**** Given entries

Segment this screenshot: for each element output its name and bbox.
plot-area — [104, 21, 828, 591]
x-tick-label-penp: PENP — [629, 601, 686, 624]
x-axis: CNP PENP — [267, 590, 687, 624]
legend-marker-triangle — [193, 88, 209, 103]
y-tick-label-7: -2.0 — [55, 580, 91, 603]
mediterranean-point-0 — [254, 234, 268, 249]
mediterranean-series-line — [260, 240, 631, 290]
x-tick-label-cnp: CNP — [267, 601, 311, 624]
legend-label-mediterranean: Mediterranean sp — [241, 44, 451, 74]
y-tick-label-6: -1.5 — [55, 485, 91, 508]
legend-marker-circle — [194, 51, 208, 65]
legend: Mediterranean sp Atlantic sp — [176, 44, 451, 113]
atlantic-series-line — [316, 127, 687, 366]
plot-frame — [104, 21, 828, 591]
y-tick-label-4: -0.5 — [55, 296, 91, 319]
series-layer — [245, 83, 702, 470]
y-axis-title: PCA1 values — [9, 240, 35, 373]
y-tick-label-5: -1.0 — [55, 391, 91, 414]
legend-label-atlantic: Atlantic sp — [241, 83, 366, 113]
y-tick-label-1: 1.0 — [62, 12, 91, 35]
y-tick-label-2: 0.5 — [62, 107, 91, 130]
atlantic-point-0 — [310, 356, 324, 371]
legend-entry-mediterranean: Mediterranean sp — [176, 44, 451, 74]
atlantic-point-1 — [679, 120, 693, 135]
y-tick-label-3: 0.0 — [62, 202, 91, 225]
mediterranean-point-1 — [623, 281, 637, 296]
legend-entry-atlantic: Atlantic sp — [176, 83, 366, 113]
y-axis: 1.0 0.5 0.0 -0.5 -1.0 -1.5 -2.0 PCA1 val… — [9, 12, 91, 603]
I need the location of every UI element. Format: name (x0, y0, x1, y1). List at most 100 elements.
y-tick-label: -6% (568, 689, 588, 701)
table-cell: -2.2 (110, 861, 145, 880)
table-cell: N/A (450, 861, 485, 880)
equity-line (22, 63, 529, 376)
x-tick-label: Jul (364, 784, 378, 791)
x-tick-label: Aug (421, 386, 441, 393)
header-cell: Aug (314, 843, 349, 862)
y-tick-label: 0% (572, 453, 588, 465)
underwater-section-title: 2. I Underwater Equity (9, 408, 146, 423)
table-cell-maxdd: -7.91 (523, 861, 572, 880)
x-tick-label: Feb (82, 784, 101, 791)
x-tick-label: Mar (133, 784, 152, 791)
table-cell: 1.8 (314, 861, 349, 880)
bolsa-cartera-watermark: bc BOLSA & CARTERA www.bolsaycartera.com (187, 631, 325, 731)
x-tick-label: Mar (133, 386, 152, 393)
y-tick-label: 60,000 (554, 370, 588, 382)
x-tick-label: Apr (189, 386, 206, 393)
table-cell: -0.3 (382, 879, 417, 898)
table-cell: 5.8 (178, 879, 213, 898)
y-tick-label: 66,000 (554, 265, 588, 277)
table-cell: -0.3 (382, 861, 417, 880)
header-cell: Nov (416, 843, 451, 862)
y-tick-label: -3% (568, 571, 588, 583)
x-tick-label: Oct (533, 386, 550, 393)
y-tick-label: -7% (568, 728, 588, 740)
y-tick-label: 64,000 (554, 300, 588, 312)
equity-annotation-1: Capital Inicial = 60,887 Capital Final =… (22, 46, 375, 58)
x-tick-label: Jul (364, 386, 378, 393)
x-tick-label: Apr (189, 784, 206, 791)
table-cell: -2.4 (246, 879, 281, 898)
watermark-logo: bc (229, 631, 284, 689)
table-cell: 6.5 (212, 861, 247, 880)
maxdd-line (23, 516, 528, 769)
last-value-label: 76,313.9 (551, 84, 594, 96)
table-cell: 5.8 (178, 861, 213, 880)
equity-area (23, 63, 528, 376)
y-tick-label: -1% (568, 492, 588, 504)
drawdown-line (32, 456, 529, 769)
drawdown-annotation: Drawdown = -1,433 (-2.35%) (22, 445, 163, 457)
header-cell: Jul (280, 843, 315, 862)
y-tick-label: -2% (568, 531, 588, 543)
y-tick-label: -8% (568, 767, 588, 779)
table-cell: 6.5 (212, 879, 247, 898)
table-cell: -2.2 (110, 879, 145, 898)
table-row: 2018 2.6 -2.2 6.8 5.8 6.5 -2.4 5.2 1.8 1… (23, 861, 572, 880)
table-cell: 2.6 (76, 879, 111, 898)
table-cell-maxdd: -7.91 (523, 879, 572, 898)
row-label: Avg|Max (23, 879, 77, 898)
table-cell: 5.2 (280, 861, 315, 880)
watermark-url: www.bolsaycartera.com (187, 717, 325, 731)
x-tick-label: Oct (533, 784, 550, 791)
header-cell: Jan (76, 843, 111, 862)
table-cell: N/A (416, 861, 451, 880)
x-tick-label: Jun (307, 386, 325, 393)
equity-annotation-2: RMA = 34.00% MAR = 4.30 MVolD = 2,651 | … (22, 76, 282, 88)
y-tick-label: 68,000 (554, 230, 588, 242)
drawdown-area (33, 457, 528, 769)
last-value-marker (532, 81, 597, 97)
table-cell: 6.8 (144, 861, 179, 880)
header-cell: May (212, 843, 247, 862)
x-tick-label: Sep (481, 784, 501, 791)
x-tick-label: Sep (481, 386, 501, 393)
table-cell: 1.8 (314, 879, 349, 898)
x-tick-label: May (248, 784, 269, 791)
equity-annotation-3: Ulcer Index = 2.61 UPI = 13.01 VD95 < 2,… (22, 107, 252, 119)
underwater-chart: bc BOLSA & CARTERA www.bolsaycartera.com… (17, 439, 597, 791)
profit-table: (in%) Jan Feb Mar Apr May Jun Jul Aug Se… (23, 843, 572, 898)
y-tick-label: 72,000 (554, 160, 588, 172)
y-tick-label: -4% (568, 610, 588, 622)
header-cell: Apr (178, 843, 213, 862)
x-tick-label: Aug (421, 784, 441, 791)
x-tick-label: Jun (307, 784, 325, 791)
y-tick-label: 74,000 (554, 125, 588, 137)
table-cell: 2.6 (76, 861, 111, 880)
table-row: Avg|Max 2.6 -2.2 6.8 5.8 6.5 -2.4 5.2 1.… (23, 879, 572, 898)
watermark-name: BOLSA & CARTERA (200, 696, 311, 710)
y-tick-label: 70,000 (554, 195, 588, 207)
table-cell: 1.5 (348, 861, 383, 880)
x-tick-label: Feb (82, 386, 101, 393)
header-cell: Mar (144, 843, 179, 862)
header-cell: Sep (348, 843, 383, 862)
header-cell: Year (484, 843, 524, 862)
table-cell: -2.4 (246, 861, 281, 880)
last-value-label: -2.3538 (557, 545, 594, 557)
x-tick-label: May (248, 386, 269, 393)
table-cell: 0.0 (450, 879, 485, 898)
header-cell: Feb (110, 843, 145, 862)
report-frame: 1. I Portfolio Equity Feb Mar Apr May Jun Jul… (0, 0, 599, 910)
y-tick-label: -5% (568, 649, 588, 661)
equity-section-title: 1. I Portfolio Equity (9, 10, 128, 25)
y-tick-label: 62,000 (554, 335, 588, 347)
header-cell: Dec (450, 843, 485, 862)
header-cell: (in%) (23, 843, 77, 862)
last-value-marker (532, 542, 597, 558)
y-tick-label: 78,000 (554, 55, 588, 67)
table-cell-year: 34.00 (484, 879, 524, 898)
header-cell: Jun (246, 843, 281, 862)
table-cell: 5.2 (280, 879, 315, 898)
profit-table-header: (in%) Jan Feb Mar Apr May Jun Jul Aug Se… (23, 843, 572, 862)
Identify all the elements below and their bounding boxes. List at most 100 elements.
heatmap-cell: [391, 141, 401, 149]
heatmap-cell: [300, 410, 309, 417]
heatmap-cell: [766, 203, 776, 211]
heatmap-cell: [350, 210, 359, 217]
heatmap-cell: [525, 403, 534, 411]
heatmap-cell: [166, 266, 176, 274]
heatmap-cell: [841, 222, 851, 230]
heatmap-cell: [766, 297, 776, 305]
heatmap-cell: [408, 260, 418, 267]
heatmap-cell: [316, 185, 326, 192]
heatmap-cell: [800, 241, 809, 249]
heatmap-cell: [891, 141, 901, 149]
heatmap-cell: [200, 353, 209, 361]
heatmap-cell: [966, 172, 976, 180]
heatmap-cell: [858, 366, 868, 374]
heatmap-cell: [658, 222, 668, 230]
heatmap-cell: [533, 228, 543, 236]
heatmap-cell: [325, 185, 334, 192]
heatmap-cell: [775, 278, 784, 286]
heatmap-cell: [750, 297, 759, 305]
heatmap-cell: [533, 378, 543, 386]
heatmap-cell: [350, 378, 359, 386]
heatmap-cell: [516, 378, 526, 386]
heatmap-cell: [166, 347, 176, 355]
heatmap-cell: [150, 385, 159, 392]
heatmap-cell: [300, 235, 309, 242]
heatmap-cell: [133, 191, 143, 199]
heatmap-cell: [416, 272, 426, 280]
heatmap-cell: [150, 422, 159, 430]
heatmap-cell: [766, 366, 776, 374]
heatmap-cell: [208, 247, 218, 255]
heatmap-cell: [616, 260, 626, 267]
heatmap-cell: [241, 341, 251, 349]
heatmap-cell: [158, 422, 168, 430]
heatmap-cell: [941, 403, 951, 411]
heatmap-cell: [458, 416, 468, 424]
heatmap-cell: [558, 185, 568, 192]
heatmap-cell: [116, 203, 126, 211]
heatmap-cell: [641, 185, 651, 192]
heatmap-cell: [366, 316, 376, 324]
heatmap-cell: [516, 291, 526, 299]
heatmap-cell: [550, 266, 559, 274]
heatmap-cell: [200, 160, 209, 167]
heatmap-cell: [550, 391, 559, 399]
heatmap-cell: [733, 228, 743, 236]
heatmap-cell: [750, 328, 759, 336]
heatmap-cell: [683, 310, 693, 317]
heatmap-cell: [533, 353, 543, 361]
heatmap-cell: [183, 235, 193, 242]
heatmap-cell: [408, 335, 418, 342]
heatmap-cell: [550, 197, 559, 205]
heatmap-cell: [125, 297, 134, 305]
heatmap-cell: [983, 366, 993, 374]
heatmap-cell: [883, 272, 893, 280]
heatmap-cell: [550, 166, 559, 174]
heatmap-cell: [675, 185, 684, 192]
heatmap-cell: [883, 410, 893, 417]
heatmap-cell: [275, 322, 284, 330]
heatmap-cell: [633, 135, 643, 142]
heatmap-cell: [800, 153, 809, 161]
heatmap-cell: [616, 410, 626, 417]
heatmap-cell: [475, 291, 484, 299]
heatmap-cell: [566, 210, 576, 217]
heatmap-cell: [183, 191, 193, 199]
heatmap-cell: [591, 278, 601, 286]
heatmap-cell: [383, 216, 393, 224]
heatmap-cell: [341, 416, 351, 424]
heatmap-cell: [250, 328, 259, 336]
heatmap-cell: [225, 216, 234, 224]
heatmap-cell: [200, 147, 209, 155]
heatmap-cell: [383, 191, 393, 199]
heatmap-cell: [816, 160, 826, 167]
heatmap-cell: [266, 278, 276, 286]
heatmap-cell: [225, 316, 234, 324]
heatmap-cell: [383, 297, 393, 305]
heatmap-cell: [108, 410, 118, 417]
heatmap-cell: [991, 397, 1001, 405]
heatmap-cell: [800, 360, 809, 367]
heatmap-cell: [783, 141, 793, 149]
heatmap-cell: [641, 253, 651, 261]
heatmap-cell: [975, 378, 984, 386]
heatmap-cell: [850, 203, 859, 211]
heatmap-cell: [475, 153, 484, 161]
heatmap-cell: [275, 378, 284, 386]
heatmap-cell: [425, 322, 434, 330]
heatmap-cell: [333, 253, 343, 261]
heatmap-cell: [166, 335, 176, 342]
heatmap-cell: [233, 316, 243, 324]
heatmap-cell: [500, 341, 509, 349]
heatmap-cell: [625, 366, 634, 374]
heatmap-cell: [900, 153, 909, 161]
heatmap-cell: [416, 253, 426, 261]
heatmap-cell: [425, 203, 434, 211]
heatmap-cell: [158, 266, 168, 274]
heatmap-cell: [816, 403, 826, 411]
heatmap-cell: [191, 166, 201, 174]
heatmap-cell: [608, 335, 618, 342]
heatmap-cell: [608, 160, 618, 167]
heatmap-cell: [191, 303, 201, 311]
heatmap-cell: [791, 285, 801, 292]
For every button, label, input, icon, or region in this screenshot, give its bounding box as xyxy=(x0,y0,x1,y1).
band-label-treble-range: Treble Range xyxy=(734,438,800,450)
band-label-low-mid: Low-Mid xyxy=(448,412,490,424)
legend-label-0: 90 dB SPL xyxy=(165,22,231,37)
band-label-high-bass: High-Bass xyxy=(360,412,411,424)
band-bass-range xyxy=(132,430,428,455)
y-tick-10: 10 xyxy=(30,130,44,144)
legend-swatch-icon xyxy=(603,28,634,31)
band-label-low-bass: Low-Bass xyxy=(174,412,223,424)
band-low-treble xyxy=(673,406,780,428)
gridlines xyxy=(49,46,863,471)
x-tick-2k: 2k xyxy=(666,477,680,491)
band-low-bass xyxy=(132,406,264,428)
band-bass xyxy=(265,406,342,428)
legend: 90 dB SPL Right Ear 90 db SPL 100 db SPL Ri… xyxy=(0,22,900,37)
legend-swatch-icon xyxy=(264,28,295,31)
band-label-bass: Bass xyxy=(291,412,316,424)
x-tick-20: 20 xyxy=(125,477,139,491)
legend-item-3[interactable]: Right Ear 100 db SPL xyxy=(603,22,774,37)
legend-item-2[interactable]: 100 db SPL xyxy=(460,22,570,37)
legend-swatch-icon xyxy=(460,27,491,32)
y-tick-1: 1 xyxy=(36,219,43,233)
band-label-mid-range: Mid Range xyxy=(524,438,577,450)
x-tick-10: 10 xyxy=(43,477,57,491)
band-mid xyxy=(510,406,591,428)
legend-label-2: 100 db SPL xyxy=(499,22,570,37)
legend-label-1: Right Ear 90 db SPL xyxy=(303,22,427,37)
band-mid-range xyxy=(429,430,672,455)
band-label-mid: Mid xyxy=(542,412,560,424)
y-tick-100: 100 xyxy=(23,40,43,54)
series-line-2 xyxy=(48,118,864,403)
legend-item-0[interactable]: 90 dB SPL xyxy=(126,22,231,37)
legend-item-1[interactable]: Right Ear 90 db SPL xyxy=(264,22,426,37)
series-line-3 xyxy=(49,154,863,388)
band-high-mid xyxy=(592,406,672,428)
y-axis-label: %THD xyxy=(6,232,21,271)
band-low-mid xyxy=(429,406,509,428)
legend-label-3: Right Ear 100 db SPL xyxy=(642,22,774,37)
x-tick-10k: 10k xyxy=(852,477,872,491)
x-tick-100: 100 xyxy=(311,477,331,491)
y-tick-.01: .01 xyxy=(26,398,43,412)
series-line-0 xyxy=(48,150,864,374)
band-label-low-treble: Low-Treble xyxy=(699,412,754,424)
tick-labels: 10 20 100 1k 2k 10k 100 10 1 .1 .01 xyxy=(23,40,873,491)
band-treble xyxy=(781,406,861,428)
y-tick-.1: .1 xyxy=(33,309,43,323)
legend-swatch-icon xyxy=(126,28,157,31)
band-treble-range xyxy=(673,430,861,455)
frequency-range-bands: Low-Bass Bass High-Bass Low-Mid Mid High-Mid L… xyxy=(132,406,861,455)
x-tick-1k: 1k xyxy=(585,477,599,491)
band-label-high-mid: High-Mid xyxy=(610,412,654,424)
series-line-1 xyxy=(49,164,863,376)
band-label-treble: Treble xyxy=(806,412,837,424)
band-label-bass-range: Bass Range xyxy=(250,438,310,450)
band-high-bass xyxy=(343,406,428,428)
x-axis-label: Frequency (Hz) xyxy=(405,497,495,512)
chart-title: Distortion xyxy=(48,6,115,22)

********

Edit the data from its first line through the line containing "y-axis: 1.0 0.5", replacing "bbox" with "bounding box" and leaving everything else unchanged. Return only those lines.

Segment this screenshot: for each element output its name and bounding box.
plot-area — [104, 21, 828, 591]
x-tick-label-penp: PENP — [629, 601, 686, 624]
x-axis: CNP PENP — [267, 590, 687, 624]
legend-marker-triangle — [193, 88, 209, 103]
y-tick-label-7: -2.0 — [55, 580, 91, 603]
mediterranean-point-0 — [254, 234, 268, 249]
mediterranean-series-line — [260, 240, 631, 290]
x-tick-label-cnp: CNP — [267, 601, 311, 624]
legend-label-mediterranean: Mediterranean sp — [241, 44, 451, 74]
y-tick-label-6: -1.5 — [55, 485, 91, 508]
legend-marker-circle — [194, 51, 208, 65]
legend: Mediterranean sp Atlantic sp — [176, 44, 451, 113]
atlantic-series-line — [316, 127, 687, 366]
plot-frame — [104, 21, 828, 591]
y-tick-label-4: -0.5 — [55, 296, 91, 319]
series-layer — [245, 83, 702, 470]
y-axis-title: PCA1 values — [9, 240, 35, 373]
y-tick-label-5: -1.0 — [55, 391, 91, 414]
legend-label-atlantic: Atlantic sp — [241, 83, 366, 113]
y-tick-label-1: 1.0 — [62, 12, 91, 35]
y-tick-label-2: 0.5 — [62, 107, 91, 130]
atlantic-point-0 — [310, 356, 324, 371]
legend-entry-mediterranean: Mediterranean sp — [176, 44, 451, 74]
atlantic-point-1 — [679, 120, 693, 135]
y-tick-label-3: 0.0 — [62, 202, 91, 225]
mediterranean-point-1 — [623, 281, 637, 296]
legend-entry-atlantic: Atlantic sp — [176, 83, 366, 113]
y-axis: 1.0 0.5 0.0 -0.5 -1.0 -1.5 -2.0 PCA1 val… — [9, 12, 91, 603]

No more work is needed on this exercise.